*Task brief*. In the records below, pick out all lines containing the word "Roastbeef".

*Data provided*.

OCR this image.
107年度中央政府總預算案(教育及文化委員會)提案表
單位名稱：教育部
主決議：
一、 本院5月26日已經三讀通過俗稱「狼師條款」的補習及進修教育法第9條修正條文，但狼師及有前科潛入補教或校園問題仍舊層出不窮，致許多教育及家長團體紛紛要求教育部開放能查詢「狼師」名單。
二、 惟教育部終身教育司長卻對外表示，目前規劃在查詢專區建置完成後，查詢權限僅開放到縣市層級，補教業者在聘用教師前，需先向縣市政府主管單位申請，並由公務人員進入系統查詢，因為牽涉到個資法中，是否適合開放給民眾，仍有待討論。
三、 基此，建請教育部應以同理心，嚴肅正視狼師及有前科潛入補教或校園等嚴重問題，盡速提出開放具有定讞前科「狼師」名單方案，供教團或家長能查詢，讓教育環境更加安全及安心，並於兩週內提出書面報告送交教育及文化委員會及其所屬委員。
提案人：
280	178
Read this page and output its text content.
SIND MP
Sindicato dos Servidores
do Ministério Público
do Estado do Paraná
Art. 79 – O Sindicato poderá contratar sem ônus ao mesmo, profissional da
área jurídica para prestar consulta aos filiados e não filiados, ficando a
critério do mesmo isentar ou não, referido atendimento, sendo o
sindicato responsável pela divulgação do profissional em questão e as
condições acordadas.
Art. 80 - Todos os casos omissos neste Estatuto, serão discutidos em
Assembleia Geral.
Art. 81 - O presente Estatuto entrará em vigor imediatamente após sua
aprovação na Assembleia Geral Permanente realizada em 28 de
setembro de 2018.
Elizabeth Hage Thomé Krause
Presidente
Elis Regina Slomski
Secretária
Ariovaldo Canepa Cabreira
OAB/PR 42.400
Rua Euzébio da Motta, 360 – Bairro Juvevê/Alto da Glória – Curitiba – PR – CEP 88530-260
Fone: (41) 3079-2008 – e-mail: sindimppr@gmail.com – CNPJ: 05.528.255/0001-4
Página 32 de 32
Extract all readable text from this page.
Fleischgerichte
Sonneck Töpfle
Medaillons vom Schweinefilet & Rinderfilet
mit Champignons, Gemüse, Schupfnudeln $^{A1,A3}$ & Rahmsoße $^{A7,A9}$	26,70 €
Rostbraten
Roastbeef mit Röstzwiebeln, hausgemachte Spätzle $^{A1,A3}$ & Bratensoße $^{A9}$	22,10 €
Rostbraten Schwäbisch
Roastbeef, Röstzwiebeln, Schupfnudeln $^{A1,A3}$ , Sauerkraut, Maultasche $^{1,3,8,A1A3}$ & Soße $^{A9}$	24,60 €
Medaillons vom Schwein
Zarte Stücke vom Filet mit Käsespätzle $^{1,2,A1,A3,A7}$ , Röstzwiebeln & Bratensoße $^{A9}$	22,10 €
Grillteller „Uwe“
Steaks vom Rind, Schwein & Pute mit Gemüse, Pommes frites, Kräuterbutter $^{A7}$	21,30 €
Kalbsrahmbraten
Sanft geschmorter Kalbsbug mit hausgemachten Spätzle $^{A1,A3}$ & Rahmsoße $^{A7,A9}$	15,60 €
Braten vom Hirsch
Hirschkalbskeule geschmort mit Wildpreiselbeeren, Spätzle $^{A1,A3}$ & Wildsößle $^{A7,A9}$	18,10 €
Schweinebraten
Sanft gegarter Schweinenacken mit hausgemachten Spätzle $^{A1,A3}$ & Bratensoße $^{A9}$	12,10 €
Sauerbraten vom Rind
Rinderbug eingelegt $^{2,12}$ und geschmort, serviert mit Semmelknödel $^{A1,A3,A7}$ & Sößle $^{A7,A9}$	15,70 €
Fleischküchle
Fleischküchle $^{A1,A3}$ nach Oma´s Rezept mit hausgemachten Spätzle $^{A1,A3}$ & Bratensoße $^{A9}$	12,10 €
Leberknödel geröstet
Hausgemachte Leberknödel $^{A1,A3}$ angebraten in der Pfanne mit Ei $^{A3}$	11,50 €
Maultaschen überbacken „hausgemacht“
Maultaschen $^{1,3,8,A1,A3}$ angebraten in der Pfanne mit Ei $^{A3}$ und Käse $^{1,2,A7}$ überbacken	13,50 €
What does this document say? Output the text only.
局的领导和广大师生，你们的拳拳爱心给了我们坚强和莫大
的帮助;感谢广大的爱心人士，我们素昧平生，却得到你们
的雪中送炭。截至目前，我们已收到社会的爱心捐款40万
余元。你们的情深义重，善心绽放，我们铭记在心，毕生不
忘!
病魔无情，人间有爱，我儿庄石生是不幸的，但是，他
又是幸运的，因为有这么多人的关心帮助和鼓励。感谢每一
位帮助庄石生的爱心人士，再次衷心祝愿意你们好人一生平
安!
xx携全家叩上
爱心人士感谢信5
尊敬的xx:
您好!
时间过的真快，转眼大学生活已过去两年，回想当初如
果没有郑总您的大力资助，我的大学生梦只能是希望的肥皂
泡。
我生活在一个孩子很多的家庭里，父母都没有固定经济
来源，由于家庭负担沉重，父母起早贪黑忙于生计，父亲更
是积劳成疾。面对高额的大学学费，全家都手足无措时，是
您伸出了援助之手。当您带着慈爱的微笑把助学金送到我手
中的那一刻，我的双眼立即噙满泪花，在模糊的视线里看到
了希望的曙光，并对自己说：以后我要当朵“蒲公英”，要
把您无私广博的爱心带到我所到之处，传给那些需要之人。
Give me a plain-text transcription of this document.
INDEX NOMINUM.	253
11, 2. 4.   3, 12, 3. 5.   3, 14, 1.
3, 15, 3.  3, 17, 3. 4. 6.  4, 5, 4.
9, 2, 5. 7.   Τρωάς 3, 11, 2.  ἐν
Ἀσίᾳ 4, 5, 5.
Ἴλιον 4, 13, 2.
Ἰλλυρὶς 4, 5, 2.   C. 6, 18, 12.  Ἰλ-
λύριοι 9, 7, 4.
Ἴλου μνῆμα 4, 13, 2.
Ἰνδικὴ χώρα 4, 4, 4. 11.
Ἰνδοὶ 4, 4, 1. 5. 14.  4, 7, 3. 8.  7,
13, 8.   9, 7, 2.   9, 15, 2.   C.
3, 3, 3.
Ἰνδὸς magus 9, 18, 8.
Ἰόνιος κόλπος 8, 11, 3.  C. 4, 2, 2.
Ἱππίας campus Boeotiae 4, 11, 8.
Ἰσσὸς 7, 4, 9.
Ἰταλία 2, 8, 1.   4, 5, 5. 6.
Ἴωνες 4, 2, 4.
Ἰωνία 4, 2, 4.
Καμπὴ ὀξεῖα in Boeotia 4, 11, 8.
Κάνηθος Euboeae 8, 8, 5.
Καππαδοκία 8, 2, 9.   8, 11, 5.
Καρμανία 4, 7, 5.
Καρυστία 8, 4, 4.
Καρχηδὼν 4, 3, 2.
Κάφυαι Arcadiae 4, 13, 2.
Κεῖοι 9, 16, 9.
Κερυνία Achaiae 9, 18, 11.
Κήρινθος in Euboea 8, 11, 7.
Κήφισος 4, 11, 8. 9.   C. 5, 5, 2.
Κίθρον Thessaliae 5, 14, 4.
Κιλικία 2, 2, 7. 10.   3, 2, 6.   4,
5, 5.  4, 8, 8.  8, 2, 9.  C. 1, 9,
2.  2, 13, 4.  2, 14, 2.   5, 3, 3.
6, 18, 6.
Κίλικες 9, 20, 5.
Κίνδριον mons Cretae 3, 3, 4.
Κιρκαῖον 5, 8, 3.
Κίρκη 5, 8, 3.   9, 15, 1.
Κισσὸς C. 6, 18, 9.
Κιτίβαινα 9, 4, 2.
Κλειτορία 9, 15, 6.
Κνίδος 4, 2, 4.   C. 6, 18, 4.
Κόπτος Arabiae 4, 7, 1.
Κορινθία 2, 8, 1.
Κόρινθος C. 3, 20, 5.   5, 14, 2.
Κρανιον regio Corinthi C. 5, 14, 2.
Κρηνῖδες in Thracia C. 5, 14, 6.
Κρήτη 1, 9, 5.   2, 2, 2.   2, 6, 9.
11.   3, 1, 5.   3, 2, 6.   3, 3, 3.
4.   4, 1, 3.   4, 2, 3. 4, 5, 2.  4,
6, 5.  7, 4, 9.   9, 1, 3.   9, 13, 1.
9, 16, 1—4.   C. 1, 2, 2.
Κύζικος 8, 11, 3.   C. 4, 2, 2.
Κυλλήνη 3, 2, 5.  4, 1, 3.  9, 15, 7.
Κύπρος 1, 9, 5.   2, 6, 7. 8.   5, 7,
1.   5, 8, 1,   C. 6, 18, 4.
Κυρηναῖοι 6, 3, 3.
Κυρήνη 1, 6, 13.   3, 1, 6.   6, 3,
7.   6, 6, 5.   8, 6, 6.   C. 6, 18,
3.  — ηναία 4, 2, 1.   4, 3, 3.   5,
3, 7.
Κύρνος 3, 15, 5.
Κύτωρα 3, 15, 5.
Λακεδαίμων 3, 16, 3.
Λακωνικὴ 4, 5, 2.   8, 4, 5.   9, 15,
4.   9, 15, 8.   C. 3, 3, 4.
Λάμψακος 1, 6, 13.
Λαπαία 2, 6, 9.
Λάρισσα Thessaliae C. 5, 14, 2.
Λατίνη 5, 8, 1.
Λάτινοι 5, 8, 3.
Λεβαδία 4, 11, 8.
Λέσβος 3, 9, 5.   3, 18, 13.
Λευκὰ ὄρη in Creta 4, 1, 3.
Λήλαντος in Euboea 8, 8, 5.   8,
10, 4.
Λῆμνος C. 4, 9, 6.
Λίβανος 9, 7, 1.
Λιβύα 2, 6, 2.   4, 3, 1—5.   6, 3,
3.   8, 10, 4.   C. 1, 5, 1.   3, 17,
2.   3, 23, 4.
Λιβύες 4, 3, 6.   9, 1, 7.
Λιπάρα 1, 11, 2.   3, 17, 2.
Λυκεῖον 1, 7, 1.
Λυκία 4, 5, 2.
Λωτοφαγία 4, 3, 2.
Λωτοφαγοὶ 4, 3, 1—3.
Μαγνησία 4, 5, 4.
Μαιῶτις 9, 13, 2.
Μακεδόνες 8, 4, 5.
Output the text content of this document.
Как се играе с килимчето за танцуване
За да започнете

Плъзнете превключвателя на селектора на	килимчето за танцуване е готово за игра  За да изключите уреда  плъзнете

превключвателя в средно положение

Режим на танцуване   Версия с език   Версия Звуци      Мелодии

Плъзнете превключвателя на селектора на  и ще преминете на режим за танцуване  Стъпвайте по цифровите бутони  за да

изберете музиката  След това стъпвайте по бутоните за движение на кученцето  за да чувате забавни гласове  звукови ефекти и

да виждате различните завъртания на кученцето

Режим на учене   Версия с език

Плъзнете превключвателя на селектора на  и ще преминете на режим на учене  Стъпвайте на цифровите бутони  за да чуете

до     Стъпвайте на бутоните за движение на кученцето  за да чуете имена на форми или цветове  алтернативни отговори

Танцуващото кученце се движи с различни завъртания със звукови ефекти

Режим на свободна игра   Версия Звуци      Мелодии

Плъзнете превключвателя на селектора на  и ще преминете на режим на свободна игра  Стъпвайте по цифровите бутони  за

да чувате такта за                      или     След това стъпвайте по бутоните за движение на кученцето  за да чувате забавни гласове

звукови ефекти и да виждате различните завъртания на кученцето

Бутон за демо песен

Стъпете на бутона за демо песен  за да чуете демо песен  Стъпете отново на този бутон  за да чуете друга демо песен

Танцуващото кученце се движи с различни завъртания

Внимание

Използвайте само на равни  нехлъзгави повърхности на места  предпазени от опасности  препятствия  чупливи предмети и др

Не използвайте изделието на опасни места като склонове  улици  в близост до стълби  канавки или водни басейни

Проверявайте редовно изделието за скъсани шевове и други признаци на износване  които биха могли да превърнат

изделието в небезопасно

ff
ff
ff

*Answer*.
Roastbeef mit Röstzwiebeln, hausgemachte Spätzle $^{A1,A3}$ & Bratensoße $^{A9}$	22,10 €
Roastbeef, Röstzwiebeln, Schupfnudeln $^{A1,A3}$ , Sauerkraut, Maultasche $^{1,3,8,A1A3}$ & Soße $^{A9}$	24,60 €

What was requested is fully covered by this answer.